Tally all lines containing the word "angle". Give the number alone.

^^^^

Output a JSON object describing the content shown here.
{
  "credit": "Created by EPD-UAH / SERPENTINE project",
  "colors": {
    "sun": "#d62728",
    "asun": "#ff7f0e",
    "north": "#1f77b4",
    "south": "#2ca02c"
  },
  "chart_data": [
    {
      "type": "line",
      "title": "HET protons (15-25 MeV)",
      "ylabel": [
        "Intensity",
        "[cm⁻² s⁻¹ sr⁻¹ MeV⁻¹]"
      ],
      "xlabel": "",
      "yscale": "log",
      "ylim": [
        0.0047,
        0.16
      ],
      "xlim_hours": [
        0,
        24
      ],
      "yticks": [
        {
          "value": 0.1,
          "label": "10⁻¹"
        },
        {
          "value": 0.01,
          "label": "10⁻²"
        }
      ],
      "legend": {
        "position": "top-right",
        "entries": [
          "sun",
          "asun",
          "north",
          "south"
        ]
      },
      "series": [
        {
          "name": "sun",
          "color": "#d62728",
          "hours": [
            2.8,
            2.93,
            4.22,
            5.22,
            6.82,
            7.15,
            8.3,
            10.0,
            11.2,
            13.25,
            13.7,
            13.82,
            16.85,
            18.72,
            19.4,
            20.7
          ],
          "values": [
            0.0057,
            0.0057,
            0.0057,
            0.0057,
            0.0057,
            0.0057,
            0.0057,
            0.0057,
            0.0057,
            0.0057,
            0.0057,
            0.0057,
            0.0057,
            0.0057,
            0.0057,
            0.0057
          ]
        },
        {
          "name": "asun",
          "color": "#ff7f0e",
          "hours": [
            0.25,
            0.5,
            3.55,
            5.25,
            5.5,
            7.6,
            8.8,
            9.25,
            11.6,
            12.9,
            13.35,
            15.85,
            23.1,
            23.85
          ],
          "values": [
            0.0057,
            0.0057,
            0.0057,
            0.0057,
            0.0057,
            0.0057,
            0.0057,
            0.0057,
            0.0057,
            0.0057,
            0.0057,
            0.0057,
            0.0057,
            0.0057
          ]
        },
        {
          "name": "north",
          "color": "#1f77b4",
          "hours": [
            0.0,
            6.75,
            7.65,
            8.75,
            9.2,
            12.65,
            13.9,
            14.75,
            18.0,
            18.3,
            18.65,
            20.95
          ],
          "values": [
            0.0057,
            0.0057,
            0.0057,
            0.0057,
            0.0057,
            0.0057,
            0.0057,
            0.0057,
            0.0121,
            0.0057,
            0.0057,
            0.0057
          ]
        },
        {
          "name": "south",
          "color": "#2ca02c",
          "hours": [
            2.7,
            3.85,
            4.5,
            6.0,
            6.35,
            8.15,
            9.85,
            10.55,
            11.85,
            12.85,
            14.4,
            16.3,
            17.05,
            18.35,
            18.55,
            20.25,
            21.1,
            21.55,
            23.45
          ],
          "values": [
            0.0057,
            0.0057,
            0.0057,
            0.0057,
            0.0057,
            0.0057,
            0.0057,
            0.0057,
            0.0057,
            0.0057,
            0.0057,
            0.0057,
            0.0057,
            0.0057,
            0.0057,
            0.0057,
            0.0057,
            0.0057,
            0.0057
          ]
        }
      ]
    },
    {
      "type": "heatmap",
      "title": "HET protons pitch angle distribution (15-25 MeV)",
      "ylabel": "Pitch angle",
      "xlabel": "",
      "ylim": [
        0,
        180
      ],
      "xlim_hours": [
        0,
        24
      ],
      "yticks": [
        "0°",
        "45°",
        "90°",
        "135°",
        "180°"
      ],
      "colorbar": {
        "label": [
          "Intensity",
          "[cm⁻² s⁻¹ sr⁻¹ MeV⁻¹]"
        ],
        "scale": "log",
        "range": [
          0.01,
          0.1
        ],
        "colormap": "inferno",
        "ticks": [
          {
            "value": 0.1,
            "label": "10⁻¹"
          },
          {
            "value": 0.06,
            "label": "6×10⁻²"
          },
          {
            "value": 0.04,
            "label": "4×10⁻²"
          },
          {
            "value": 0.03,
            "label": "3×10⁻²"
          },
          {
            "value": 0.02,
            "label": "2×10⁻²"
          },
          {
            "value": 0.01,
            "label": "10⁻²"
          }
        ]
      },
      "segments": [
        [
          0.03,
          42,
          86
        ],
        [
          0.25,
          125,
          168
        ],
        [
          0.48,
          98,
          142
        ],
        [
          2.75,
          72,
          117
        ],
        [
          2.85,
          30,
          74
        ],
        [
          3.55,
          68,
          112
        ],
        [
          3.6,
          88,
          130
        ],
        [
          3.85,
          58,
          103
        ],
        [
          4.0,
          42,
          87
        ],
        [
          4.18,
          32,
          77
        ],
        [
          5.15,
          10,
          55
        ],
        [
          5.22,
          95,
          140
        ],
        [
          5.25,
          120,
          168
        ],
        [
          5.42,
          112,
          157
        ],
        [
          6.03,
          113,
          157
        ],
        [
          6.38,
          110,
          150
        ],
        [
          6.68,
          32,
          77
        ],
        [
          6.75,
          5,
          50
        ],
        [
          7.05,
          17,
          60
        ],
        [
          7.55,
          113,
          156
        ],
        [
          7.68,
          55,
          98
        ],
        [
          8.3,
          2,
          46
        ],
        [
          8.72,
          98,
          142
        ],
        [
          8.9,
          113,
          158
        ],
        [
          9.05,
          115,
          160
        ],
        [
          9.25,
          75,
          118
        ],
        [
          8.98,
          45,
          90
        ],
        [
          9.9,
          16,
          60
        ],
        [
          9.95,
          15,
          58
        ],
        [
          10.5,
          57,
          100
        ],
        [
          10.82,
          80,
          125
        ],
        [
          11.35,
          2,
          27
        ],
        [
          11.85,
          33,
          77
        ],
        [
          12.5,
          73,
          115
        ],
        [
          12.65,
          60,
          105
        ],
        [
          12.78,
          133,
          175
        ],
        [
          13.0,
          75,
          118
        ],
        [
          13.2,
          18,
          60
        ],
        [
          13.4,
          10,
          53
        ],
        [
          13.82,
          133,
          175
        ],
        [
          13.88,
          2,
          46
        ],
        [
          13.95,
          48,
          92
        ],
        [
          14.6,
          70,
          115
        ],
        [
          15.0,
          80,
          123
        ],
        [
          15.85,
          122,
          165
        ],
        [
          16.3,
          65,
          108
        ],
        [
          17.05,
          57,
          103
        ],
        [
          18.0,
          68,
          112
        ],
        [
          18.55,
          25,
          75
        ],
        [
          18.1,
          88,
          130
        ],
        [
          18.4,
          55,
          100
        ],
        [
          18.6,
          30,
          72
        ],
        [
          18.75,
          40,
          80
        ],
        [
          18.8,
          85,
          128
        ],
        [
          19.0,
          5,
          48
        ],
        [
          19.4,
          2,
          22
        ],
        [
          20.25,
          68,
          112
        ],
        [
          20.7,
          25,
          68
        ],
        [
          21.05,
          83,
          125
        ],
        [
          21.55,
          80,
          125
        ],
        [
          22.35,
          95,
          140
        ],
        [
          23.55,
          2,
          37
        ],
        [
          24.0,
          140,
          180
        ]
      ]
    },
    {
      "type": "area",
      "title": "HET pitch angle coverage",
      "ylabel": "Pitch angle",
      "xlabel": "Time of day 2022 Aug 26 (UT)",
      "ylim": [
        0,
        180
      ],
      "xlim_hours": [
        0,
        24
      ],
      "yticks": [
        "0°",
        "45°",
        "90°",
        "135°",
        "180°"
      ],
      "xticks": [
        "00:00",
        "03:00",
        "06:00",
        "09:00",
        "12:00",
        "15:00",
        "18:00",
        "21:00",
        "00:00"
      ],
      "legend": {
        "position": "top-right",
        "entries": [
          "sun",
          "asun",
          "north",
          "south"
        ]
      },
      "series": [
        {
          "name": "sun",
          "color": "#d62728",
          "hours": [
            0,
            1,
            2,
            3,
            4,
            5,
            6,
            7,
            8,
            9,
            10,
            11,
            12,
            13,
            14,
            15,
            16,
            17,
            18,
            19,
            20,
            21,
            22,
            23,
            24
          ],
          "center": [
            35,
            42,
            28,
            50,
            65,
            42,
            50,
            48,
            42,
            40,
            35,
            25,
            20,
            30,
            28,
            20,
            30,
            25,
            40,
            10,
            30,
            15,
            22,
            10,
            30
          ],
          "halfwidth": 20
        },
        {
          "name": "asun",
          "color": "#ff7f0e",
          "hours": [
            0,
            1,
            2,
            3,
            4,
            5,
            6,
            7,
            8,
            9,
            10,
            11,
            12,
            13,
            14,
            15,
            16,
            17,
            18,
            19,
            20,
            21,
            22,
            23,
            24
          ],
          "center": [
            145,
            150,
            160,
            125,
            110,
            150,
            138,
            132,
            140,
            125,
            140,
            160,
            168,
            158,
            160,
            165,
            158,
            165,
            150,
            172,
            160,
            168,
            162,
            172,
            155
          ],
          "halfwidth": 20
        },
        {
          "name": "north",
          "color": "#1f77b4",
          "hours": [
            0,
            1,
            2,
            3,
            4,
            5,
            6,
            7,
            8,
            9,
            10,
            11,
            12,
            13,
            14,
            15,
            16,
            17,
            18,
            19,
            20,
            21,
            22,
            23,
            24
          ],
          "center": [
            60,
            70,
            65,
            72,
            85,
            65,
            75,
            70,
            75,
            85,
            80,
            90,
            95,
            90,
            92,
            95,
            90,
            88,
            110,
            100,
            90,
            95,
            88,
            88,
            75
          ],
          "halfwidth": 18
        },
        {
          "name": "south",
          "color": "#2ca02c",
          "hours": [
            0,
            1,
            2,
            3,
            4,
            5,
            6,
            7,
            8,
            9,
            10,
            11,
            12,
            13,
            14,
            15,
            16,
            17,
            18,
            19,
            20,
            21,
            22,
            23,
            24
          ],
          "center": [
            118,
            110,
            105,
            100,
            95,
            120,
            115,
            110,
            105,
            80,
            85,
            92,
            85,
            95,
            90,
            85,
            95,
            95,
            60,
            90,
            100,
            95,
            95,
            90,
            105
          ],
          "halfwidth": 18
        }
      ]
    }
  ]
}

^^^^

# COMPLETE ANSWER:
4